--- Start ---
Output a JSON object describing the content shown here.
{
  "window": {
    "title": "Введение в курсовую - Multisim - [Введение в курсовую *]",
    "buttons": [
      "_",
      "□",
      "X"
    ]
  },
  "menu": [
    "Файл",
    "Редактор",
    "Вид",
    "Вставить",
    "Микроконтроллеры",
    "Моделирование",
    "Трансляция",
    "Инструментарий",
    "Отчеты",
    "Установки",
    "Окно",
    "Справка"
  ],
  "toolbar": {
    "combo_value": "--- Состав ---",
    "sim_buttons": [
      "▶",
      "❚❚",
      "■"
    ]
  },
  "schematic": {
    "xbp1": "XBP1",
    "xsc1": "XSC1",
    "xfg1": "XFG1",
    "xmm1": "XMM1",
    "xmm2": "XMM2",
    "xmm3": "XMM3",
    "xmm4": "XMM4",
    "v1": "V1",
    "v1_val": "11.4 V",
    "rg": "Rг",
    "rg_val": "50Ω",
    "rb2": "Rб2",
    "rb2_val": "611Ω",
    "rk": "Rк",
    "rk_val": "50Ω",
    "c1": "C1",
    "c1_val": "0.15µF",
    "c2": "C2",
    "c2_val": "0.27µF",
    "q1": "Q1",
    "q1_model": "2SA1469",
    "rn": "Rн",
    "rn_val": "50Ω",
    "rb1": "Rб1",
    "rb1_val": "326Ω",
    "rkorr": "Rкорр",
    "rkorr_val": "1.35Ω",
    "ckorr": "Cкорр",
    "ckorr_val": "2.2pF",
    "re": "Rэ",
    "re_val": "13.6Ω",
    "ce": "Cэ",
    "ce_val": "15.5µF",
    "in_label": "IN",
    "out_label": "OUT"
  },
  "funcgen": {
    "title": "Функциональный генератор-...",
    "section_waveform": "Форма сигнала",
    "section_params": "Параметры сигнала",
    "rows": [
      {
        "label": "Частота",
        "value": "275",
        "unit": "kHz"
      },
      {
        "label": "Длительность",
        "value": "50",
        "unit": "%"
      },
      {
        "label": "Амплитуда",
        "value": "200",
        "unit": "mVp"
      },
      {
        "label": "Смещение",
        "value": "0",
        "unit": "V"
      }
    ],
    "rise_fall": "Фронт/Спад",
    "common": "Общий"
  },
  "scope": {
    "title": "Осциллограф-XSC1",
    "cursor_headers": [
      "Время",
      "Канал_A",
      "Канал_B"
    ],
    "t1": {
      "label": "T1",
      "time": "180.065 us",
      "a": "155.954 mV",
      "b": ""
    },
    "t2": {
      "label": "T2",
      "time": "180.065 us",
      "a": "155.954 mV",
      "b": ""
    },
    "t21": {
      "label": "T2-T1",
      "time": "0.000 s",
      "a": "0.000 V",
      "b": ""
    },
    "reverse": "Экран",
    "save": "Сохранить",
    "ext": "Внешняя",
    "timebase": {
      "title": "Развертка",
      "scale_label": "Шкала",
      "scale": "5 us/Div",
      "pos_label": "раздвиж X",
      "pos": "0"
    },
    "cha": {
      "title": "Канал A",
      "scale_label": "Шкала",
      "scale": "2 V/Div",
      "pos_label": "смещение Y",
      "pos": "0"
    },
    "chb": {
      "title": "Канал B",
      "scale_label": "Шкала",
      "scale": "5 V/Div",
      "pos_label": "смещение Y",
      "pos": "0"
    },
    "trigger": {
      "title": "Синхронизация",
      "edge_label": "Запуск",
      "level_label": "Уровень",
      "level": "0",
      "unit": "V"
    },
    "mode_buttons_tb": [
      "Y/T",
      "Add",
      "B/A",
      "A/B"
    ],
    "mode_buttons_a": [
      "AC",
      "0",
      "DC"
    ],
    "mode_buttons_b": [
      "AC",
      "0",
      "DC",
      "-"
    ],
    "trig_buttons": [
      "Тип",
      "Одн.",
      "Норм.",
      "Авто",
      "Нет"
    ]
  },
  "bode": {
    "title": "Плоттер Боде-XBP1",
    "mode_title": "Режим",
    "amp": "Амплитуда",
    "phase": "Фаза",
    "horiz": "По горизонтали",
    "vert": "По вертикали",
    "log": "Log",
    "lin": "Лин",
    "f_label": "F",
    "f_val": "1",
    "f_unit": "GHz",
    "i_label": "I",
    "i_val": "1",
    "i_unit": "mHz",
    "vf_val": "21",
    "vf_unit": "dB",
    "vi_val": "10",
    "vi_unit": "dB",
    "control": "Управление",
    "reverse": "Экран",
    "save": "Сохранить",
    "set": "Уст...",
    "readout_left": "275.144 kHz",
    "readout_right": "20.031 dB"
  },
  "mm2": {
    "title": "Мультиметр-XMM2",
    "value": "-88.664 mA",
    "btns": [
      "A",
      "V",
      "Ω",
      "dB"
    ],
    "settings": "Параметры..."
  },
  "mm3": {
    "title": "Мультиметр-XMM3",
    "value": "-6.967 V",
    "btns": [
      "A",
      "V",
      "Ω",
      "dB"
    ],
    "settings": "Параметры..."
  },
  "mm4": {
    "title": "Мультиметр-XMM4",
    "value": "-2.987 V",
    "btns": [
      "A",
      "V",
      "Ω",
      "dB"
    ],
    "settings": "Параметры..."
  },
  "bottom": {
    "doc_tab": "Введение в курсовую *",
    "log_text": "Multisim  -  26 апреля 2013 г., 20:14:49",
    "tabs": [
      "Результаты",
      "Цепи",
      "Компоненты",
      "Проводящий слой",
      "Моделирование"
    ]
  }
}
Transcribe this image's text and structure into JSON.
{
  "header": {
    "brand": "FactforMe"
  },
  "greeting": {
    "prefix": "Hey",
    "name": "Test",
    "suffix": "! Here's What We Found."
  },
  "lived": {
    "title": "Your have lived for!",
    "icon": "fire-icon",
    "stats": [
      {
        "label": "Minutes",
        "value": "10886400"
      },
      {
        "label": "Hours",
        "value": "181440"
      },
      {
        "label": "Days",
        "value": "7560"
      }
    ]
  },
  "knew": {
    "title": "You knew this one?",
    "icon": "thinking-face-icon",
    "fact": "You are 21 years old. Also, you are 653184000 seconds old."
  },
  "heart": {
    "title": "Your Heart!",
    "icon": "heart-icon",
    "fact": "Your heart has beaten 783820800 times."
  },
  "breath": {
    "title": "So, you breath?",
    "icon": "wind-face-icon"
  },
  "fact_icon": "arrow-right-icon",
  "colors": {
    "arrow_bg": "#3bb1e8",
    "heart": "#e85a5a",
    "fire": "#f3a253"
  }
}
--- End ---
**Exercise aim:**
Please set down the whole listing above without altering a single line.

**Worked solution:**
Output a JSON object describing the content shown here.
{
  "window": {
    "title": "Введение в курсовую - Multisim - [Введение в курсовую *]",
    "buttons": [
      "_",
      "□",
      "X"
    ]
  },
  "menu": [
    "Файл",
    "Редактор",
    "Вид",
    "Вставить",
    "Микроконтроллеры",
    "Моделирование",
    "Трансляция",
    "Инструментарий",
    "Отчеты",
    "Установки",
    "Окно",
    "Справка"
  ],
  "toolbar": {
    "combo_value": "--- Состав ---",
    "sim_buttons": [
      "▶",
      "❚❚",
      "■"
    ]
  },
  "schematic": {
    "xbp1": "XBP1",
    "xsc1": "XSC1",
    "xfg1": "XFG1",
    "xmm1": "XMM1",
    "xmm2": "XMM2",
    "xmm3": "XMM3",
    "xmm4": "XMM4",
    "v1": "V1",
    "v1_val": "11.4 V",
    "rg": "Rг",
    "rg_val": "50Ω",
    "rb2": "Rб2",
    "rb2_val": "611Ω",
    "rk": "Rк",
    "rk_val": "50Ω",
    "c1": "C1",
    "c1_val": "0.15µF",
    "c2": "C2",
    "c2_val": "0.27µF",
    "q1": "Q1",
    "q1_model": "2SA1469",
    "rn": "Rн",
    "rn_val": "50Ω",
    "rb1": "Rб1",
    "rb1_val": "326Ω",
    "rkorr": "Rкорр",
    "rkorr_val": "1.35Ω",
    "ckorr": "Cкорр",
    "ckorr_val": "2.2pF",
    "re": "Rэ",
    "re_val": "13.6Ω",
    "ce": "Cэ",
    "ce_val": "15.5µF",
    "in_label": "IN",
    "out_label": "OUT"
  },
  "funcgen": {
    "title": "Функциональный генератор-...",
    "section_waveform": "Форма сигнала",
    "section_params": "Параметры сигнала",
    "rows": [
      {
        "label": "Частота",
        "value": "275",
        "unit": "kHz"
      },
      {
        "label": "Длительность",
        "value": "50",
        "unit": "%"
      },
      {
        "label": "Амплитуда",
        "value": "200",
        "unit": "mVp"
      },
      {
        "label": "Смещение",
        "value": "0",
        "unit": "V"
      }
    ],
    "rise_fall": "Фронт/Спад",
    "common": "Общий"
  },
  "scope": {
    "title": "Осциллограф-XSC1",
    "cursor_headers": [
      "Время",
      "Канал_A",
      "Канал_B"
    ],
    "t1": {
      "label": "T1",
      "time": "180.065 us",
      "a": "155.954 mV",
      "b": ""
    },
    "t2": {
      "label": "T2",
      "time": "180.065 us",
      "a": "155.954 mV",
      "b": ""
    },
    "t21": {
      "label": "T2-T1",
      "time": "0.000 s",
      "a": "0.000 V",
      "b": ""
    },
    "reverse": "Экран",
    "save": "Сохранить",
    "ext": "Внешняя",
    "timebase": {
      "title": "Развертка",
      "scale_label": "Шкала",
      "scale": "5 us/Div",
      "pos_label": "раздвиж X",
      "pos": "0"
    },
    "cha": {
      "title": "Канал A",
      "scale_label": "Шкала",
      "scale": "2 V/Div",
      "pos_label": "смещение Y",
      "pos": "0"
    },
    "chb": {
      "title": "Канал B",
      "scale_label": "Шкала",
      "scale": "5 V/Div",
      "pos_label": "смещение Y",
      "pos": "0"
    },
    "trigger": {
      "title": "Синхронизация",
      "edge_label": "Запуск",
      "level_label": "Уровень",
      "level": "0",
      "unit": "V"
    },
    "mode_buttons_tb": [
      "Y/T",
      "Add",
      "B/A",
      "A/B"
    ],
    "mode_buttons_a": [
      "AC",
      "0",
      "DC"
    ],
    "mode_buttons_b": [
      "AC",
      "0",
      "DC",
      "-"
    ],
    "trig_buttons": [
      "Тип",
      "Одн.",
      "Норм.",
      "Авто",
      "Нет"
    ]
  },
  "bode": {
    "title": "Плоттер Боде-XBP1",
    "mode_title": "Режим",
    "amp": "Амплитуда",
    "phase": "Фаза",
    "horiz": "По горизонтали",
    "vert": "По вертикали",
    "log": "Log",
    "lin": "Лин",
    "f_label": "F",
    "f_val": "1",
    "f_unit": "GHz",
    "i_label": "I",
    "i_val": "1",
    "i_unit": "mHz",
    "vf_val": "21",
    "vf_unit": "dB",
    "vi_val": "10",
    "vi_unit": "dB",
    "control": "Управление",
    "reverse": "Экран",
    "save": "Сохранить",
    "set": "Уст...",
    "readout_left": "275.144 kHz",
    "readout_right": "20.031 dB"
  },
  "mm2": {
    "title": "Мультиметр-XMM2",
    "value": "-88.664 mA",
    "btns": [
      "A",
      "V",
      "Ω",
      "dB"
    ],
    "settings": "Параметры..."
  },
  "mm3": {
    "title": "Мультиметр-XMM3",
    "value": "-6.967 V",
    "btns": [
      "A",
      "V",
      "Ω",
      "dB"
    ],
    "settings": "Параметры..."
  },
  "mm4": {
    "title": "Мультиметр-XMM4",
    "value": "-2.987 V",
    "btns": [
      "A",
      "V",
      "Ω",
      "dB"
    ],
    "settings": "Параметры..."
  },
  "bottom": {
    "doc_tab": "Введение в курсовую *",
    "log_text": "Multisim  -  26 апреля 2013 г., 20:14:49",
    "tabs": [
      "Результаты",
      "Цепи",
      "Компоненты",
      "Проводящий слой",
      "Моделирование"
    ]
  }
}
Transcribe this image's text and structure into JSON.
{
  "header": {
    "brand": "FactforMe"
  },
  "greeting": {
    "prefix": "Hey",
    "name": "Test",
    "suffix": "! Here's What We Found."
  },
  "lived": {
    "title": "Your have lived for!",
    "icon": "fire-icon",
    "stats": [
      {
        "label": "Minutes",
        "value": "10886400"
      },
      {
        "label": "Hours",
        "value": "181440"
      },
      {
        "label": "Days",
        "value": "7560"
      }
    ]
  },
  "knew": {
    "title": "You knew this one?",
    "icon": "thinking-face-icon",
    "fact": "You are 21 years old. Also, you are 653184000 seconds old."
  },
  "heart": {
    "title": "Your Heart!",
    "icon": "heart-icon",
    "fact": "Your heart has beaten 783820800 times."
  },
  "breath": {
    "title": "So, you breath?",
    "icon": "wind-face-icon"
  },
  "fact_icon": "arrow-right-icon",
  "colors": {
    "arrow_bg": "#3bb1e8",
    "heart": "#e85a5a",
    "fire": "#f3a253"
  }
}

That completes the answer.